■ **Task statement**
All records are to be retyped faithfully and completely.

■ **Extracted material**
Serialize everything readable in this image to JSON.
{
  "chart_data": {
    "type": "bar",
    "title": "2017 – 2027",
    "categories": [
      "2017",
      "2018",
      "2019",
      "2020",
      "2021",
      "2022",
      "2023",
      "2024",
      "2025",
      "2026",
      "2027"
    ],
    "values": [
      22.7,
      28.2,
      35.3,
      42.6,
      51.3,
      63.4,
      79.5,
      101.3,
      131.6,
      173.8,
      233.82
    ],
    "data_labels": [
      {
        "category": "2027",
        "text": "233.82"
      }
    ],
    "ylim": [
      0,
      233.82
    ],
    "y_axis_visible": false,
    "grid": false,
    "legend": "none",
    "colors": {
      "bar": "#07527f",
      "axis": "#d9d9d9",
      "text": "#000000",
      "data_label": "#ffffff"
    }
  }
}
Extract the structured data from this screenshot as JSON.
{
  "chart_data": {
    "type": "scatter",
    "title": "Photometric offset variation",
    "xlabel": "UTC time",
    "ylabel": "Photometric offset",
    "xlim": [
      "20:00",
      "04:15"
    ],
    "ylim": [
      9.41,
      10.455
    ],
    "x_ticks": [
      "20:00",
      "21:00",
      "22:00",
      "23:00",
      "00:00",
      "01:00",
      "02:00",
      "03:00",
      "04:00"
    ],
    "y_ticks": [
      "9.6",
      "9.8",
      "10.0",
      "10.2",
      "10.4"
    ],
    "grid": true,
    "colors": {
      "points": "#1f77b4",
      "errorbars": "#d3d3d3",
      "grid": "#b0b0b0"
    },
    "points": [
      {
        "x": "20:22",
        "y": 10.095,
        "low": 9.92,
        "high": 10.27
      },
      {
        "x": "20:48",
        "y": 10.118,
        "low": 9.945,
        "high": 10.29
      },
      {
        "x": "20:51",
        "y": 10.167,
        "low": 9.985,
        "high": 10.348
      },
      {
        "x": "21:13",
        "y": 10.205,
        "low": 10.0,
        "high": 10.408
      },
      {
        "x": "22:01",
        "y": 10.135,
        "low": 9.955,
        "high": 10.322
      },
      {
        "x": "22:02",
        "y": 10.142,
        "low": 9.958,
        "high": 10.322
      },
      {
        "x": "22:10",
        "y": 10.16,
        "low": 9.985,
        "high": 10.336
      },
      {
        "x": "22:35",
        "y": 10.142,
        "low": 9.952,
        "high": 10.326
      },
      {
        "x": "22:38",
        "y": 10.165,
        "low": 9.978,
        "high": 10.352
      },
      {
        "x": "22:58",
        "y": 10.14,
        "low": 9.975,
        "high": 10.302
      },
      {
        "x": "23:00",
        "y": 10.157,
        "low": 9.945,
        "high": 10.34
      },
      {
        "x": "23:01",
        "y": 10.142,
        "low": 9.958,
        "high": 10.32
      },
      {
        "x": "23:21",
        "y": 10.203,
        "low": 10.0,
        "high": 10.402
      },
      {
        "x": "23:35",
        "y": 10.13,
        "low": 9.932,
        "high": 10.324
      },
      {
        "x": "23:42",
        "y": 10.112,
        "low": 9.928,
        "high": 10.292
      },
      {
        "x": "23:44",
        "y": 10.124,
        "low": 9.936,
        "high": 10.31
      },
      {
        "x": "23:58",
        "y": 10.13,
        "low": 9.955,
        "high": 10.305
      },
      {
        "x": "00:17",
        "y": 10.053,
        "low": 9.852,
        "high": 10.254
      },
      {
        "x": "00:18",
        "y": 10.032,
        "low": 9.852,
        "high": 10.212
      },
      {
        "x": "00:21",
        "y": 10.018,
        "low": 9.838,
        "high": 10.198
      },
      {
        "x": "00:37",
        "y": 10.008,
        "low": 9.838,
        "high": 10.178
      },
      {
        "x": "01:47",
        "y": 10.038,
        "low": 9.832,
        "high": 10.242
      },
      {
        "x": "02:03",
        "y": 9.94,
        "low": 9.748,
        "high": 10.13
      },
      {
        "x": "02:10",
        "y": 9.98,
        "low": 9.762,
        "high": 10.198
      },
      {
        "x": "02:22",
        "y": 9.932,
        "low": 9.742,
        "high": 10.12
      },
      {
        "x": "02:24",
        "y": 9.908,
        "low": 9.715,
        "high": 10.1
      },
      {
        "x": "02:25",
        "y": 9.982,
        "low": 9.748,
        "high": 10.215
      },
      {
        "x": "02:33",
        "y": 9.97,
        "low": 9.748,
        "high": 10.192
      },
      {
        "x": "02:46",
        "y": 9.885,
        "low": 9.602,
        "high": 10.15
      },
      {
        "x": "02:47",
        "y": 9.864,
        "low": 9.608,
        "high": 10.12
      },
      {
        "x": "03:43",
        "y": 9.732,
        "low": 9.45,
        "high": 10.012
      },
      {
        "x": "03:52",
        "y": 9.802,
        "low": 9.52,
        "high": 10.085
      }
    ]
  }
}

■ **Worked solution**
Serialize everything readable in this image to JSON.
{
  "chart_data": {
    "type": "bar",
    "title": "2017 – 2027",
    "categories": [
      "2017",
      "2018",
      "2019",
      "2020",
      "2021",
      "2022",
      "2023",
      "2024",
      "2025",
      "2026",
      "2027"
    ],
    "values": [
      22.7,
      28.2,
      35.3,
      42.6,
      51.3,
      63.4,
      79.5,
      101.3,
      131.6,
      173.8,
      233.82
    ],
    "data_labels": [
      {
        "category": "2027",
        "text": "233.82"
      }
    ],
    "ylim": [
      0,
      233.82
    ],
    "y_axis_visible": false,
    "grid": false,
    "legend": "none",
    "colors": {
      "bar": "#07527f",
      "axis": "#d9d9d9",
      "text": "#000000",
      "data_label": "#ffffff"
    }
  }
}
Extract the structured data from this screenshot as JSON.
{
  "chart_data": {
    "type": "scatter",
    "title": "Photometric offset variation",
    "xlabel": "UTC time",
    "ylabel": "Photometric offset",
    "xlim": [
      "20:00",
      "04:15"
    ],
    "ylim": [
      9.41,
      10.455
    ],
    "x_ticks": [
      "20:00",
      "21:00",
      "22:00",
      "23:00",
      "00:00",
      "01:00",
      "02:00",
      "03:00",
      "04:00"
    ],
    "y_ticks": [
      "9.6",
      "9.8",
      "10.0",
      "10.2",
      "10.4"
    ],
    "grid": true,
    "colors": {
      "points": "#1f77b4",
      "errorbars": "#d3d3d3",
      "grid": "#b0b0b0"
    },
    "points": [
      {
        "x": "20:22",
        "y": 10.095,
        "low": 9.92,
        "high": 10.27
      },
      {
        "x": "20:48",
        "y": 10.118,
        "low": 9.945,
        "high": 10.29
      },
      {
        "x": "20:51",
        "y": 10.167,
        "low": 9.985,
        "high": 10.348
      },
      {
        "x": "21:13",
        "y": 10.205,
        "low": 10.0,
        "high": 10.408
      },
      {
        "x": "22:01",
        "y": 10.135,
        "low": 9.955,
        "high": 10.322
      },
      {
        "x": "22:02",
        "y": 10.142,
        "low": 9.958,
        "high": 10.322
      },
      {
        "x": "22:10",
        "y": 10.16,
        "low": 9.985,
        "high": 10.336
      },
      {
        "x": "22:35",
        "y": 10.142,
        "low": 9.952,
        "high": 10.326
      },
      {
        "x": "22:38",
        "y": 10.165,
        "low": 9.978,
        "high": 10.352
      },
      {
        "x": "22:58",
        "y": 10.14,
        "low": 9.975,
        "high": 10.302
      },
      {
        "x": "23:00",
        "y": 10.157,
        "low": 9.945,
        "high": 10.34
      },
      {
        "x": "23:01",
        "y": 10.142,
        "low": 9.958,
        "high": 10.32
      },
      {
        "x": "23:21",
        "y": 10.203,
        "low": 10.0,
        "high": 10.402
      },
      {
        "x": "23:35",
        "y": 10.13,
        "low": 9.932,
        "high": 10.324
      },
      {
        "x": "23:42",
        "y": 10.112,
        "low": 9.928,
        "high": 10.292
      },
      {
        "x": "23:44",
        "y": 10.124,
        "low": 9.936,
        "high": 10.31
      },
      {
        "x": "23:58",
        "y": 10.13,
        "low": 9.955,
        "high": 10.305
      },
      {
        "x": "00:17",
        "y": 10.053,
        "low": 9.852,
        "high": 10.254
      },
      {
        "x": "00:18",
        "y": 10.032,
        "low": 9.852,
        "high": 10.212
      },
      {
        "x": "00:21",
        "y": 10.018,
        "low": 9.838,
        "high": 10.198
      },
      {
        "x": "00:37",
        "y": 10.008,
        "low": 9.838,
        "high": 10.178
      },
      {
        "x": "01:47",
        "y": 10.038,
        "low": 9.832,
        "high": 10.242
      },
      {
        "x": "02:03",
        "y": 9.94,
        "low": 9.748,
        "high": 10.13
      },
      {
        "x": "02:10",
        "y": 9.98,
        "low": 9.762,
        "high": 10.198
      },
      {
        "x": "02:22",
        "y": 9.932,
        "low": 9.742,
        "high": 10.12
      },
      {
        "x": "02:24",
        "y": 9.908,
        "low": 9.715,
        "high": 10.1
      },
      {
        "x": "02:25",
        "y": 9.982,
        "low": 9.748,
        "high": 10.215
      },
      {
        "x": "02:33",
        "y": 9.97,
        "low": 9.748,
        "high": 10.192
      },
      {
        "x": "02:46",
        "y": 9.885,
        "low": 9.602,
        "high": 10.15
      },
      {
        "x": "02:47",
        "y": 9.864,
        "low": 9.608,
        "high": 10.12
      },
      {
        "x": "03:43",
        "y": 9.732,
        "low": 9.45,
        "high": 10.012
      },
      {
        "x": "03:52",
        "y": 9.802,
        "low": 9.52,
        "high": 10.085
      }
    ]
  }
}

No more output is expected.